* **Aim**: Extract every line from the records below that contains the word "veículo".

__________

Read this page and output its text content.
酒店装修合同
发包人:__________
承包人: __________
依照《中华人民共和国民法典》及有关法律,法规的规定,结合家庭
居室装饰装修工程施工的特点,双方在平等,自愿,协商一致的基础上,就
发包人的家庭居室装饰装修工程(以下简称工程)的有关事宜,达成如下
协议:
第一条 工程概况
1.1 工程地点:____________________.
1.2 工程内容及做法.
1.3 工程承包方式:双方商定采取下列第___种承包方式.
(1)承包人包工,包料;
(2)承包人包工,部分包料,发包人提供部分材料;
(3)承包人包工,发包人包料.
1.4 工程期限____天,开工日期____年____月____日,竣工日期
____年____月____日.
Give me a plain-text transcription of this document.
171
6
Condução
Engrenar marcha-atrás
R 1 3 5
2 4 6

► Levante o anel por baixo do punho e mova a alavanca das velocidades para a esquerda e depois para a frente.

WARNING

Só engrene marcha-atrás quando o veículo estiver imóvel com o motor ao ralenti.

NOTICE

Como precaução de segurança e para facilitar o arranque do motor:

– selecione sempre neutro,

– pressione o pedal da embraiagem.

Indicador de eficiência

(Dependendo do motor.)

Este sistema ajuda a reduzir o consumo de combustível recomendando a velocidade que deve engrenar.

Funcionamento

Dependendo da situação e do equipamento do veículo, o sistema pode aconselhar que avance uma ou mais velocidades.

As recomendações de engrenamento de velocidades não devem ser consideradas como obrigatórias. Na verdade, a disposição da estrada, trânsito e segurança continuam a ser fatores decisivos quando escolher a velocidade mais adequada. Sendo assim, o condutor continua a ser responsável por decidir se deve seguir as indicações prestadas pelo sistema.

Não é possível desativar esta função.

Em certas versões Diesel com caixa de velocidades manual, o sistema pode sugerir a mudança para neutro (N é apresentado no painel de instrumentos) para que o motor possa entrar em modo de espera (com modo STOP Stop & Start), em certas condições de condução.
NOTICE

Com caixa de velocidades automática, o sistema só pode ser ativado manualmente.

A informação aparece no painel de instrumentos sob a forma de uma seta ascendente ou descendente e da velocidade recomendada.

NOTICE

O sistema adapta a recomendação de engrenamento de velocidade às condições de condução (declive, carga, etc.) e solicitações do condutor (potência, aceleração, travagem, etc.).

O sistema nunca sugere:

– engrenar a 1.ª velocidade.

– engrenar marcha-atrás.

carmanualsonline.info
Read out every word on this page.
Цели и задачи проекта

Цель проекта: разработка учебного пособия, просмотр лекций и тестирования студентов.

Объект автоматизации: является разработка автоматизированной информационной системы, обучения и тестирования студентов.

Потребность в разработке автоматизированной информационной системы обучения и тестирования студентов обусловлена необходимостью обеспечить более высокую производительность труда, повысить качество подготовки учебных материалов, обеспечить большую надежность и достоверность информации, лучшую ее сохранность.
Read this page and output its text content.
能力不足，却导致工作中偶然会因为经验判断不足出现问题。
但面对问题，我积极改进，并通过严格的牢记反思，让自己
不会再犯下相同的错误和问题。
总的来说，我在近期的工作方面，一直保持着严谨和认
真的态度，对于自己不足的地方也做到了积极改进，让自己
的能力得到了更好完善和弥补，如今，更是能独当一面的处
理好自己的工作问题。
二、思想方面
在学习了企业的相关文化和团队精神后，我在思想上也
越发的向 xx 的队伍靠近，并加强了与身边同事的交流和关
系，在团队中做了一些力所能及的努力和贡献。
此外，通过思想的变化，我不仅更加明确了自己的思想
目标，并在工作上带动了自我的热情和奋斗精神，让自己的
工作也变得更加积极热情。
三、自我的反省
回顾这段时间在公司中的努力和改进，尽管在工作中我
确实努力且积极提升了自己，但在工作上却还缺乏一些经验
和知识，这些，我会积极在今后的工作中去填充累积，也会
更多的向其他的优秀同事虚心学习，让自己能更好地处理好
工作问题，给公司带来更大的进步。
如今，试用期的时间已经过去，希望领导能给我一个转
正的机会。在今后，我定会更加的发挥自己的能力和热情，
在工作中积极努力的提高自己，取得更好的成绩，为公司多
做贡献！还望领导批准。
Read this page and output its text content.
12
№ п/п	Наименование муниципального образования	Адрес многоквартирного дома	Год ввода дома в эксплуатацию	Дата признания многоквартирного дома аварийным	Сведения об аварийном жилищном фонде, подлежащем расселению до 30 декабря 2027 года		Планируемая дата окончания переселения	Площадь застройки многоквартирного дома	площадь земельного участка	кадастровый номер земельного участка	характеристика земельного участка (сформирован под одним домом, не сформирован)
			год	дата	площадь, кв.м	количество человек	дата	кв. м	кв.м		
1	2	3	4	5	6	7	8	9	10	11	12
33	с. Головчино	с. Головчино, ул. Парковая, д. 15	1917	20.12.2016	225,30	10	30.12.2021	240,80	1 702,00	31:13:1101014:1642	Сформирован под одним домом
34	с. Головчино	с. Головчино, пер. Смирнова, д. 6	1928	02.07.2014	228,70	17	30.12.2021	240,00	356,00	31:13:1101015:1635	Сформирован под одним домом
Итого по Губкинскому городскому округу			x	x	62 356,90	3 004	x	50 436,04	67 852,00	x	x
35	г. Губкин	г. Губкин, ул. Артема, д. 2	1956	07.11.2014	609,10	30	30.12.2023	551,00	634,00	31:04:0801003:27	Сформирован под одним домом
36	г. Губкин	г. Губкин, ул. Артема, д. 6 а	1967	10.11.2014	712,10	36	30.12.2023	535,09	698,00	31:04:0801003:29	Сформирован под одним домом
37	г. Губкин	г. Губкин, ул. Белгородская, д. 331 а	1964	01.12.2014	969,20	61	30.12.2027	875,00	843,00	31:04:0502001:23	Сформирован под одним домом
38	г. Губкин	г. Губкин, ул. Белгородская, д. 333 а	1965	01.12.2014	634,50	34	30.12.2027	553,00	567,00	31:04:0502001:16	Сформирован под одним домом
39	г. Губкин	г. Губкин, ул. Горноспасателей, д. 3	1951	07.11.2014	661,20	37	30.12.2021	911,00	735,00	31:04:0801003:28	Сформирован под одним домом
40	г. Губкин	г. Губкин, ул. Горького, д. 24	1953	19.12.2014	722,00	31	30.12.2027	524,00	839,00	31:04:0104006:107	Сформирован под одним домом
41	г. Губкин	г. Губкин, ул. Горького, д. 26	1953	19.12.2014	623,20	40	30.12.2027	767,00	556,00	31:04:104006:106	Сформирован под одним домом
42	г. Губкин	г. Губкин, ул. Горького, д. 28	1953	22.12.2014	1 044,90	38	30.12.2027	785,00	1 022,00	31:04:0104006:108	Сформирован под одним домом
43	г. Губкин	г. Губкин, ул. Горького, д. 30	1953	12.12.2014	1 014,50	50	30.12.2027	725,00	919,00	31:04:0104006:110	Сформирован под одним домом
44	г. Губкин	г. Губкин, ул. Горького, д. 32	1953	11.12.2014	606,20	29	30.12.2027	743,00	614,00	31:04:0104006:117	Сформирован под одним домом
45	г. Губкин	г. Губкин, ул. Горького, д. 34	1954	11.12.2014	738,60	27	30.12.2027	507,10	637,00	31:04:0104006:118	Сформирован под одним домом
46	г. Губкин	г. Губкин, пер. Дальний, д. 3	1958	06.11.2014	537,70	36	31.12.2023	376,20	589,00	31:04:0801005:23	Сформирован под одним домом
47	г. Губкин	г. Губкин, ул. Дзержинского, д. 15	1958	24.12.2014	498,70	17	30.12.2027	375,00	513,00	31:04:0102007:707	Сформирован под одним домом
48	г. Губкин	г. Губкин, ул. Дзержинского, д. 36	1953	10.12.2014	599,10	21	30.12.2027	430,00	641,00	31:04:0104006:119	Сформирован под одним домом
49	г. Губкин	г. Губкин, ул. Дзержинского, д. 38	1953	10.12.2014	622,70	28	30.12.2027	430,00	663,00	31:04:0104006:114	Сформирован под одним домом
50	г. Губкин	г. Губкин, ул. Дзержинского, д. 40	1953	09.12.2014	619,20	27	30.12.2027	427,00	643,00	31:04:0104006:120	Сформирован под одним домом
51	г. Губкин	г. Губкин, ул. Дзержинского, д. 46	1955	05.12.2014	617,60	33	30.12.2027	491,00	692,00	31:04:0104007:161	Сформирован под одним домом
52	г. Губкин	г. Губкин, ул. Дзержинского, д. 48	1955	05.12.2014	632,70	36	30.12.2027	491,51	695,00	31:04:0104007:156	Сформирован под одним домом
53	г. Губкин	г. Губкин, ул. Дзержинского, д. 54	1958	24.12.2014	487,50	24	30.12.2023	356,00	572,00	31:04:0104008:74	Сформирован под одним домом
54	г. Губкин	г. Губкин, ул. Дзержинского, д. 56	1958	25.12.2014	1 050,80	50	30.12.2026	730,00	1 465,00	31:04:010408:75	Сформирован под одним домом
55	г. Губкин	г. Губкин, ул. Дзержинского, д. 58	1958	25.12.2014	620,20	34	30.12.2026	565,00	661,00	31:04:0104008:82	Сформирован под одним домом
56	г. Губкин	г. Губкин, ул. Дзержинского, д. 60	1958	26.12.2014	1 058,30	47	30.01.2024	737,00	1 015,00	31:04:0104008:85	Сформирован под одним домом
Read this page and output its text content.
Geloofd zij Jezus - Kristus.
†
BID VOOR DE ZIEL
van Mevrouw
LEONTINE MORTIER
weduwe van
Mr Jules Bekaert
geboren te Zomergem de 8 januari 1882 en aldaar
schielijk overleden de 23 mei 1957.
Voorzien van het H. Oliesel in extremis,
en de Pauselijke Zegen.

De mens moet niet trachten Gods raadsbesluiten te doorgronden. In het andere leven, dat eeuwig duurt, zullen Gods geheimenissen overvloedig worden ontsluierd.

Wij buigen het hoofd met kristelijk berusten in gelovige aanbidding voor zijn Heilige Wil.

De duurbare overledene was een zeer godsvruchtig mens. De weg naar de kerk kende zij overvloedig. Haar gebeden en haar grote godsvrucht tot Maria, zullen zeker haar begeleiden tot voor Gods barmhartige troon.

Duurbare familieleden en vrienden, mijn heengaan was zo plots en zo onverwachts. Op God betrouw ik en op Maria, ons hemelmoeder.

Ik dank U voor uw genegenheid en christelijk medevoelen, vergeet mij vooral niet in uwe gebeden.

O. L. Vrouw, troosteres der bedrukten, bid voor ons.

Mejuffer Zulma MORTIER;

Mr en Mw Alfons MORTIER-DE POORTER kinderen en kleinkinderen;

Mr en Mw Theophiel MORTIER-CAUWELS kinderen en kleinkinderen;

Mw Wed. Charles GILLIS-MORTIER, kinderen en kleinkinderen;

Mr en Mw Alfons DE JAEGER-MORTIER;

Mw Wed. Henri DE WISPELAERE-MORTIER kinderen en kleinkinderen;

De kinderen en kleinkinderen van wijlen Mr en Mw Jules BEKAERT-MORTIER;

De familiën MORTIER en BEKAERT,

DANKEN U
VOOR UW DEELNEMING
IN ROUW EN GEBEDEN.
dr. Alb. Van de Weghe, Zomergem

__________

* **Right answer**:
Só engrene marcha-atrás quando o veículo estiver imóvel com o motor ao ralenti.
Dependendo da situação e do equipamento do veículo, o sistema pode aconselhar que avance uma ou mais velocidades.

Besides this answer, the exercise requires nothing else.